Stored data:
==*==
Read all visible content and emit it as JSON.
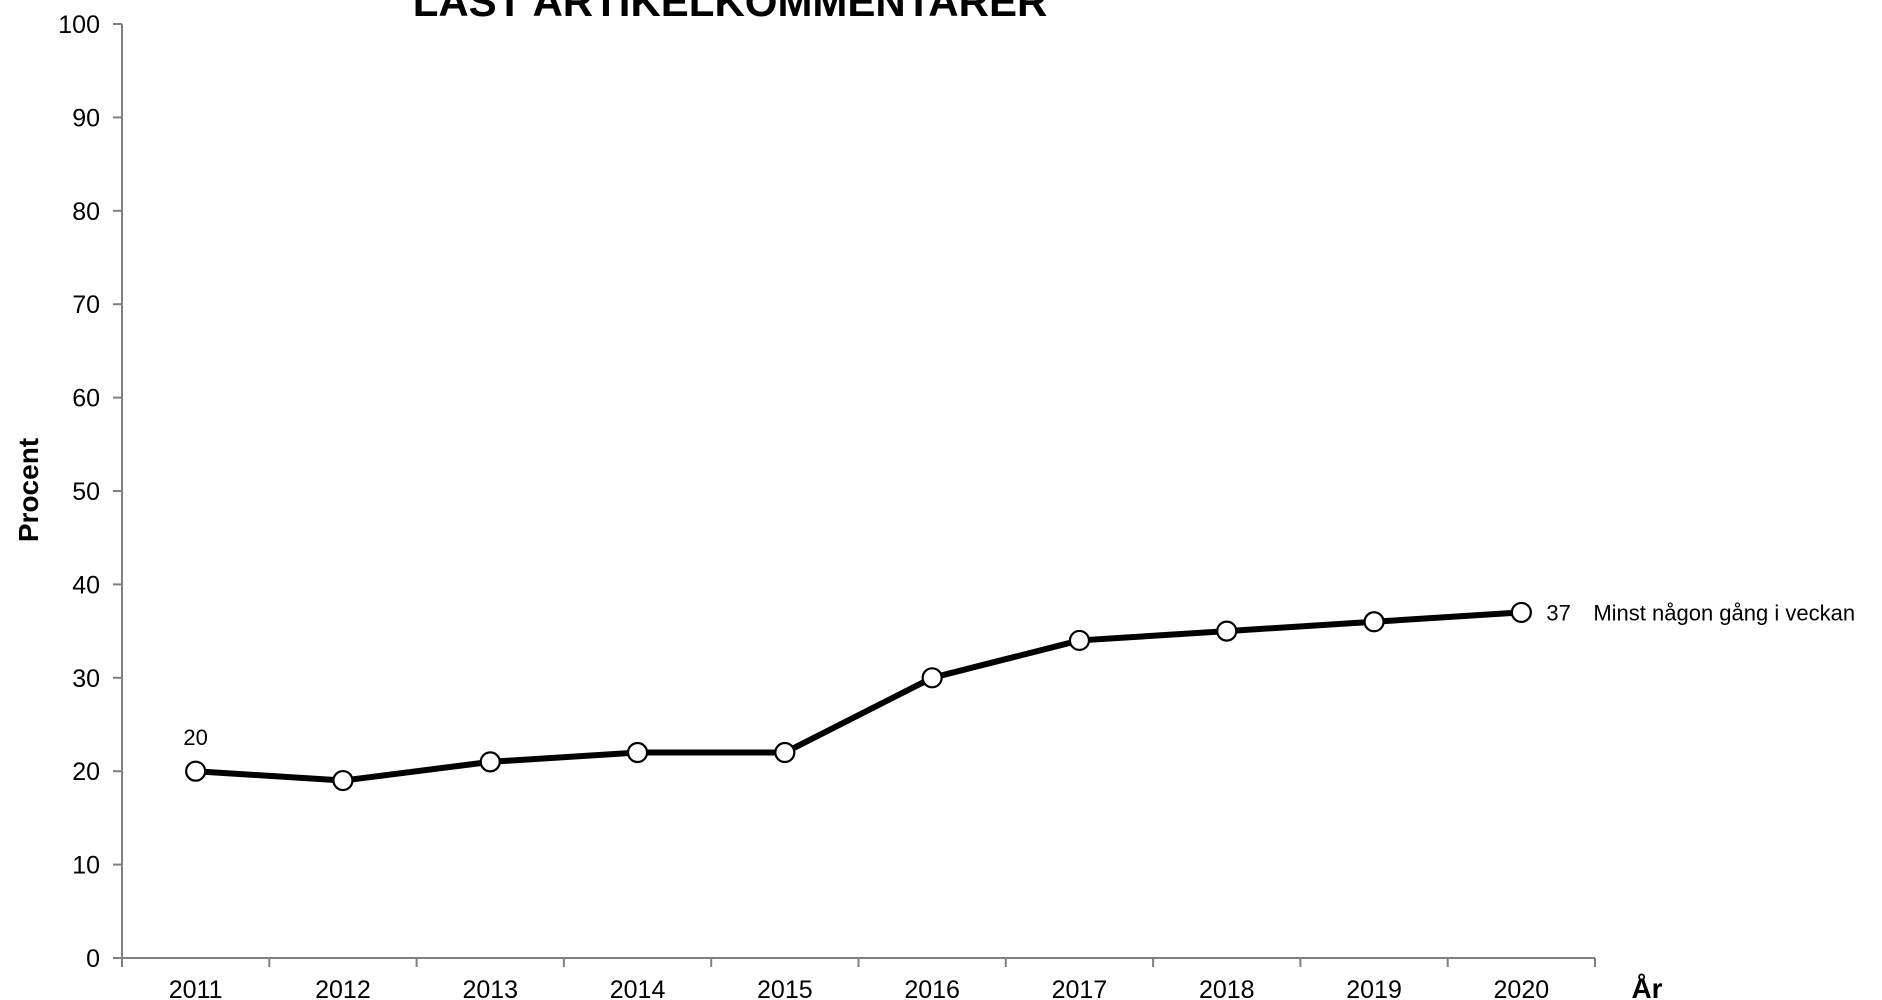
{
  "chart_data": {
    "type": "line",
    "title": "LÄST ARTIKELKOMMENTARER",
    "xlabel": "År",
    "ylabel": "Procent",
    "ylim": [
      0,
      100
    ],
    "y_ticks": [
      0,
      10,
      20,
      30,
      40,
      50,
      60,
      70,
      80,
      90,
      100
    ],
    "categories": [
      "2011",
      "2012",
      "2013",
      "2014",
      "2015",
      "2016",
      "2017",
      "2018",
      "2019",
      "2020"
    ],
    "series": [
      {
        "name": "Minst någon gång i veckan",
        "values": [
          20,
          19,
          21,
          22,
          22,
          30,
          34,
          35,
          36,
          37
        ],
        "color": "#000000",
        "marker": "open-circle"
      }
    ],
    "data_labels": [
      {
        "index": 0,
        "text": "20"
      },
      {
        "index": 9,
        "text": "37"
      }
    ],
    "grid": false,
    "legend": "inline-end-of-line"
  }
}
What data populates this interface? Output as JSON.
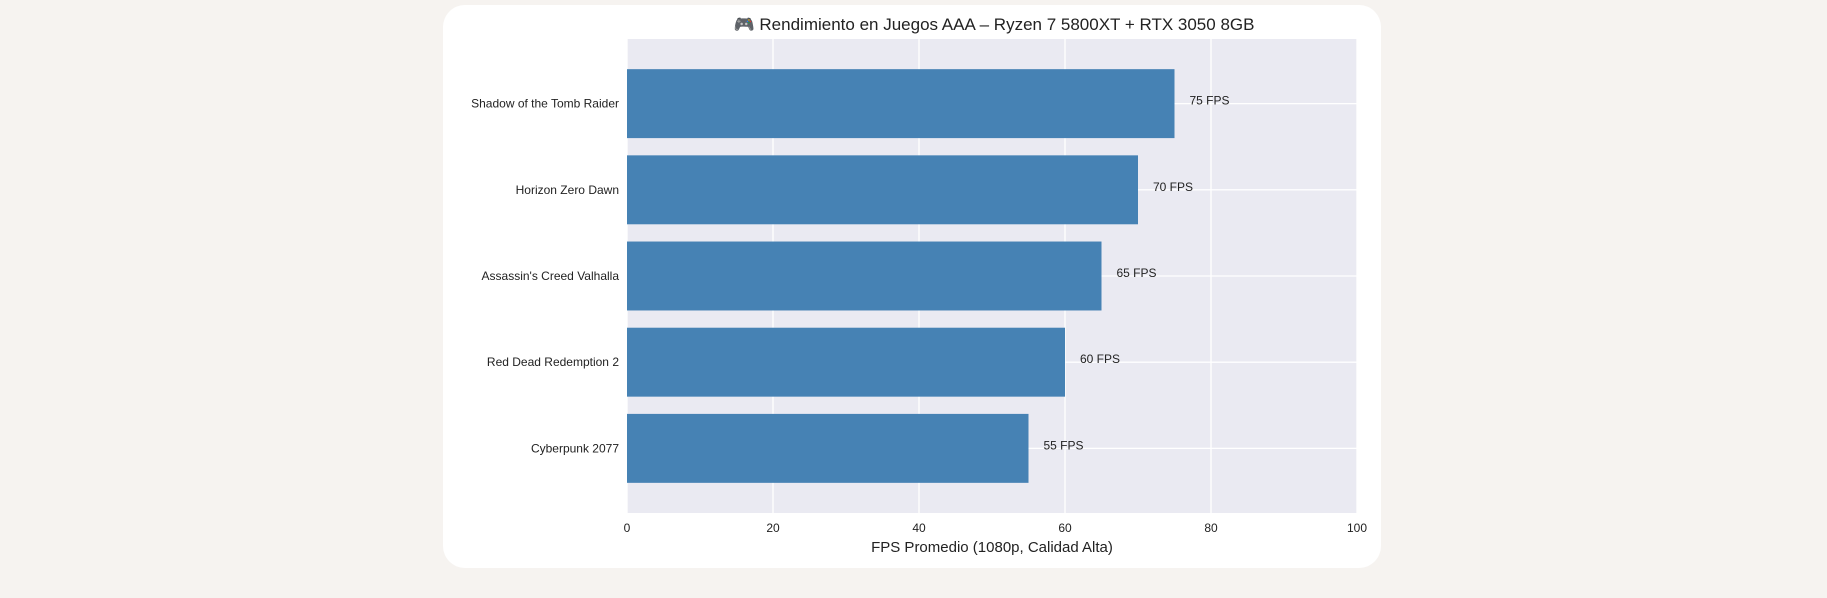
{
  "chart_data": {
    "type": "bar",
    "orientation": "horizontal",
    "title": "🎮 Rendimiento en Juegos AAA – Ryzen 7 5800XT + RTX 3050 8GB",
    "xlabel": "FPS Promedio (1080p, Calidad Alta)",
    "ylabel": "",
    "categories": [
      "Shadow of the Tomb Raider",
      "Horizon Zero Dawn",
      "Assassin's Creed Valhalla",
      "Red Dead Redemption 2",
      "Cyberpunk 2077"
    ],
    "values": [
      75,
      70,
      65,
      60,
      55
    ],
    "data_labels": [
      "75 FPS",
      "70 FPS",
      "65 FPS",
      "60 FPS",
      "55 FPS"
    ],
    "xlim": [
      0,
      100
    ],
    "xticks": [
      0,
      20,
      40,
      60,
      80,
      100
    ],
    "grid": true,
    "colors": {
      "bar": "#4682b4",
      "plot_bg": "#eaeaf2",
      "grid": "#ffffff",
      "text": "#222222"
    }
  }
}
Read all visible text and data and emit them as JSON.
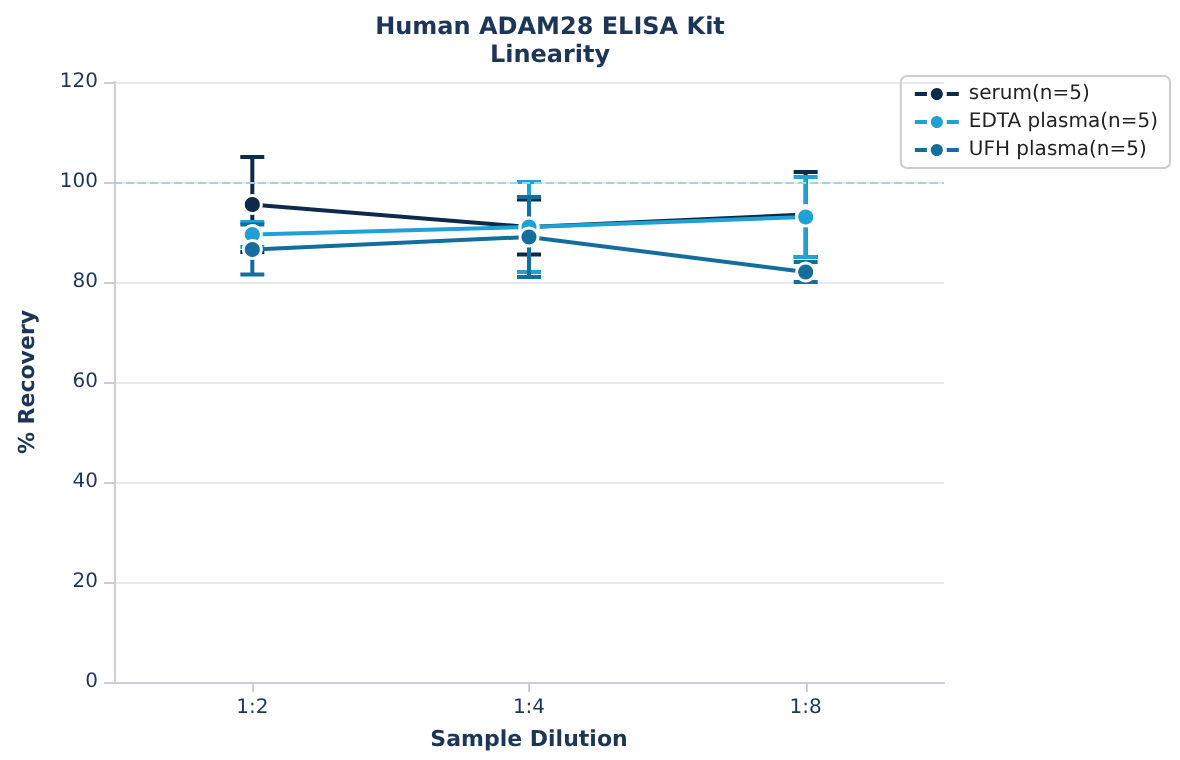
{
  "chart_data": {
    "type": "line",
    "title": "Human ADAM28 ELISA Kit",
    "subtitle": "Linearity",
    "xlabel": "Sample Dilution",
    "ylabel": "% Recovery",
    "categories": [
      "1:2",
      "1:4",
      "1:8"
    ],
    "series": [
      {
        "name": "serum(n=5)",
        "color": "#0d2a4a",
        "values": [
          95.5,
          91,
          93.5
        ],
        "errors": [
          9.5,
          5.5,
          8.5
        ]
      },
      {
        "name": "EDTA plasma(n=5)",
        "color": "#1ea1d5",
        "values": [
          89.5,
          91,
          93
        ],
        "errors": [
          2.5,
          9,
          8
        ]
      },
      {
        "name": "UFH plasma(n=5)",
        "color": "#156d9e",
        "values": [
          86.5,
          89,
          82
        ],
        "errors": [
          5,
          8,
          2
        ]
      }
    ],
    "ylim": [
      0,
      120
    ],
    "yticks": [
      0,
      20,
      40,
      60,
      80,
      100,
      120
    ],
    "grid": "y",
    "legend": "top right",
    "marker": "circle",
    "line_style": "solid",
    "ref_lines": [
      {
        "axis": "y",
        "value": 100,
        "color": "#9fd3e6",
        "line_style": "dashed"
      }
    ]
  }
}
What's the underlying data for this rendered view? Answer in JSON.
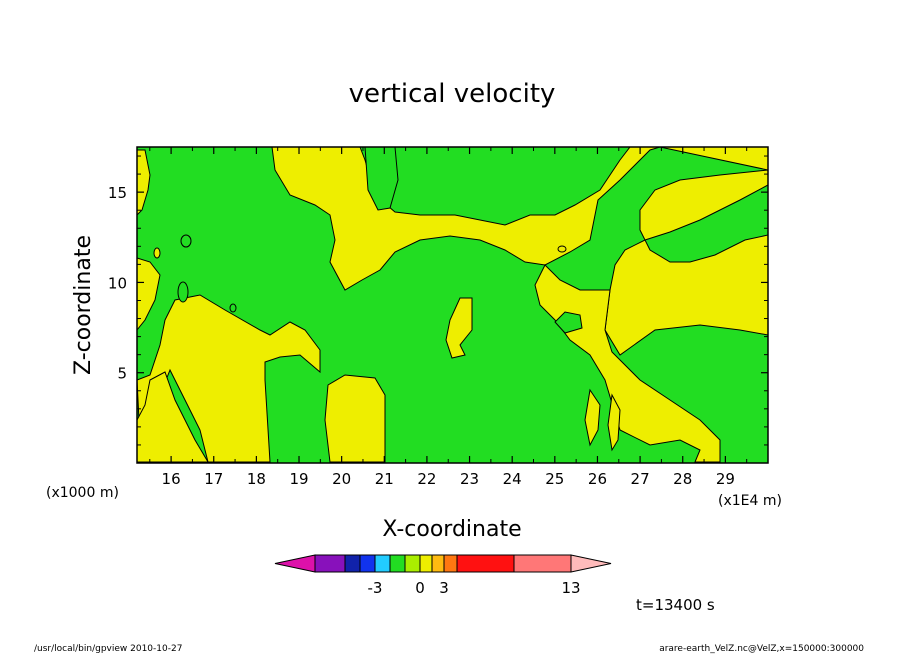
{
  "chart_data": {
    "type": "heatmap",
    "title": "vertical velocity",
    "xlabel": "X-coordinate",
    "ylabel": "Z-coordinate",
    "x_unit_note_left": "(x1000 m)",
    "x_unit_note_right": "(x1E4 m)",
    "xlim": [
      15.2,
      30.0
    ],
    "ylim": [
      0,
      17.5
    ],
    "x_ticks": [
      16,
      17,
      18,
      19,
      20,
      21,
      22,
      23,
      24,
      25,
      26,
      27,
      28,
      29
    ],
    "y_ticks": [
      5,
      10,
      15
    ],
    "colorbar": {
      "ticks": [
        "-3",
        "0",
        "3",
        "13"
      ],
      "colors": [
        "#dd11aa",
        "#8811bb",
        "#1122aa",
        "#1133ee",
        "#22ccff",
        "#22dd22",
        "#aaee00",
        "#eeee00",
        "#ffbb11",
        "#ff7711",
        "#ff1111",
        "#ff7777",
        "#ffbbbb"
      ]
    },
    "fields": {
      "dominant_colors": [
        "#22dd22",
        "#eeee00"
      ]
    },
    "time_label": "t=13400 s",
    "footer_left": "/usr/local/bin/gpview   2010-10-27",
    "footer_right": "arare-earth_VelZ.nc@VelZ,x=150000:300000"
  }
}
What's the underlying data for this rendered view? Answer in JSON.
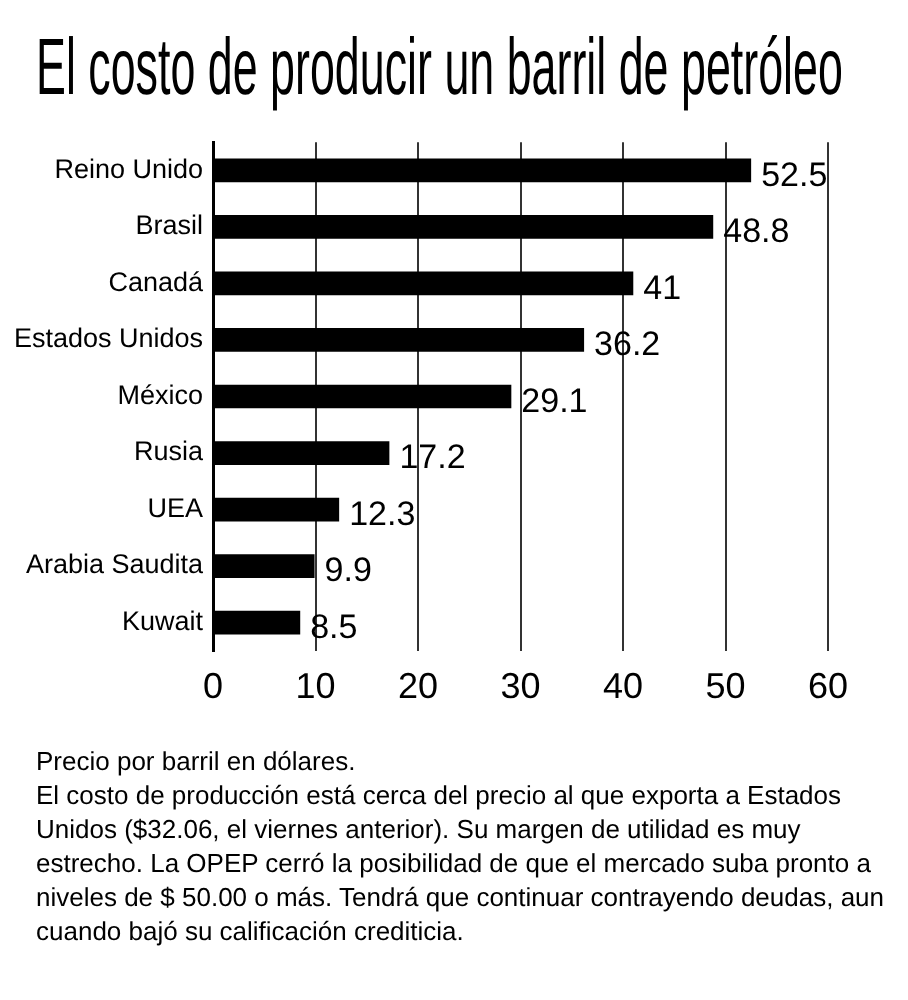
{
  "chart_data": {
    "type": "bar",
    "orientation": "horizontal",
    "title": "El costo de producir un barril de petróleo",
    "categories": [
      "Reino Unido",
      "Brasil",
      "Canadá",
      "Estados Unidos",
      "México",
      "Rusia",
      "UEA",
      "Arabia Saudita",
      "Kuwait"
    ],
    "values": [
      52.5,
      48.8,
      41,
      36.2,
      29.1,
      17.2,
      12.3,
      9.9,
      8.5
    ],
    "color": "#000000",
    "xlim": [
      0,
      60
    ],
    "xticks": [
      0,
      10,
      20,
      30,
      40,
      50,
      60
    ],
    "grid": "x",
    "data_labels": true,
    "annotations": [
      "Precio por barril en dólares.",
      "El costo de producción está cerca del precio al que exporta a Estados Unidos ($32.06, el viernes anterior). Su margen de utilidad es muy estrecho. La OPEP cerró la posibilidad de que el mercado suba pronto a niveles de $ 50.00 o más. Tendrá que continuar contrayendo deudas, aun cuando bajó su calificación crediticia."
    ]
  }
}
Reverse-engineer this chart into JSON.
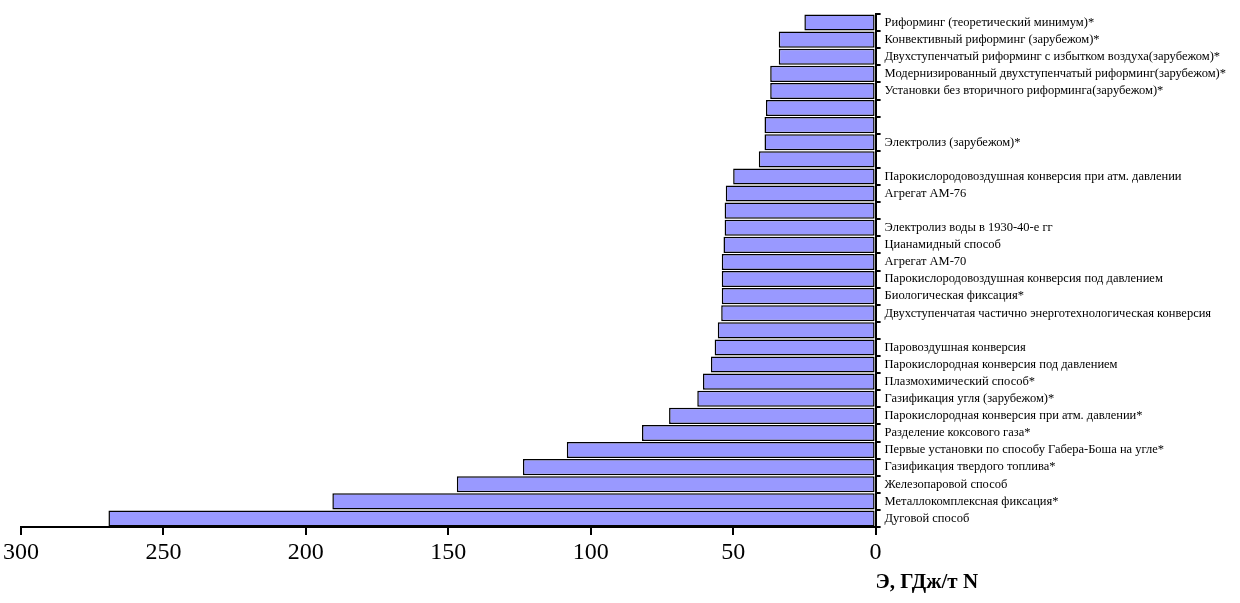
{
  "chart_data": {
    "type": "bar",
    "orientation": "horizontal",
    "xlabel": "Э, ГДж/т N",
    "categories": [
      "Риформинг (теоретический минимум)*",
      "Конвективный риформинг (зарубежом)*",
      "Двухступенчатый риформинг с избытком воздуха(зарубежом)*",
      "Модернизированный двухступенчатый риформинг(зарубежом)*",
      "Установки без вторичного риформинга(зарубежом)*",
      null,
      null,
      "Электролиз (зарубежом)*",
      null,
      "Парокислородовоздушная конверсия при атм. давлении",
      "Агрегат АМ-76",
      null,
      "Электролиз воды в 1930-40-е гг",
      "Цианамидный способ",
      "Агрегат АМ-70",
      "Парокислородовоздушная конверсия под давлением",
      "Биологическая фиксация*",
      "Двухступенчатая частично энерготехнологическая конверсия",
      null,
      "Паровоздушная конверсия",
      "Парокислородная конверсия под давлением",
      "Плазмохимический способ*",
      "Газификация угля (зарубежом)*",
      "Парокислородная конверсия при атм. давлении*",
      "Разделение коксового газа*",
      "Первые установки по способу Габера-Боша на угле*",
      "Газификация твердого топлива*",
      "Железопаровой способ",
      "Металлокомплексная фиксация*",
      "Дуговой способ"
    ],
    "values": [
      25,
      34,
      34,
      37,
      37,
      38.5,
      39,
      39,
      41,
      50,
      52.6,
      53,
      53,
      53.4,
      54,
      54,
      54,
      54.2,
      55.4,
      56.5,
      57.8,
      60.6,
      62.6,
      72.5,
      82,
      108.4,
      123.8,
      147,
      190.7,
      269.3
    ],
    "color": "#9999ff",
    "xlim": [
      300,
      0
    ],
    "xticks": [
      300,
      250,
      200,
      150,
      100,
      50,
      0
    ],
    "grid": false,
    "legend": false
  }
}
==*==
Exercise = Using the entries above, state how many lines include the word "legend", with no other words.

Finished exercise = 3